> _Stated goal_:
Every line below that contains "Encuentre" is to be copied.

##########

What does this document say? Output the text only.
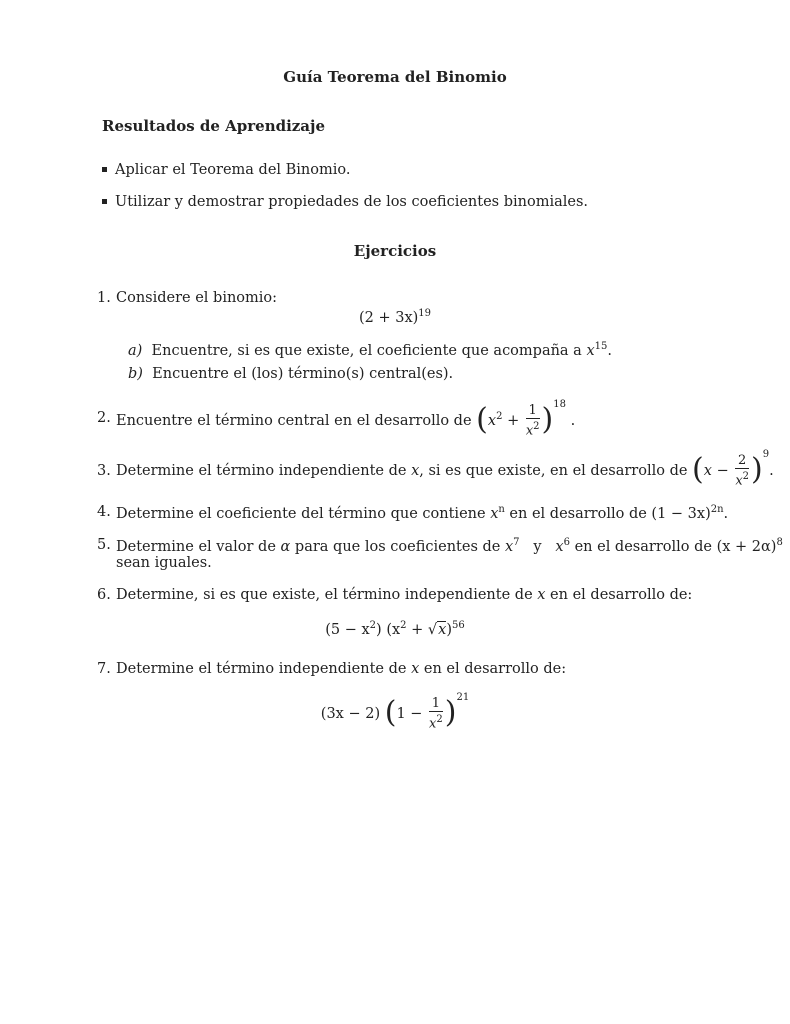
Guía Teorema del Binomio
Resultados de Aprendizaje
Aplicar el Teorema del Binomio.
Utilizar y demostrar propiedades de los coeficientes binomiales.
Ejercicios
1. Considere el binomio:
$(2 + 3x)^{19}$
a) Encuentre, si es que existe, el coeficiente que acompaña a $x^{15}$.
b) Encuentre el (los) término(s) central(es).
2. Encuentre el término central en el desarrollo de $(x^2 + \frac{1}{x^2} )^{18}$ .
3. Determine el término independiente de x, si es que existe, en el desarrollo de $(x - \frac{2}{x^2} )^9$.
4. Determine el coeficiente del término que contiene $x^n$ en el desarrollo de $(1 - 3x)^{2n}$.
5. Determine el valor de α para que los coeficientes de $x^7$ y $x^6$ en el desarrollo de $(x + 2\alpha)^8$
sean iguales.
6. Determine, si es que existe, el término independiente de x en el desarrollo de:
$(5 - x^2)$ $(x^2 + √x)^{56}$
7. Determine el término independiente de x en el desarrollo de:
(3x − 2) $(1 - \frac{1}{x^2} )^{21}$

##########

> _Exercise response_:
a) Encuentre, si es que existe, el coeficiente que acompaña a $x^{15}$.
b) Encuentre el (los) término(s) central(es).
2. Encuentre el término central en el desarrollo de $(x^2 + \frac{1}{x^2} )^{18}$ .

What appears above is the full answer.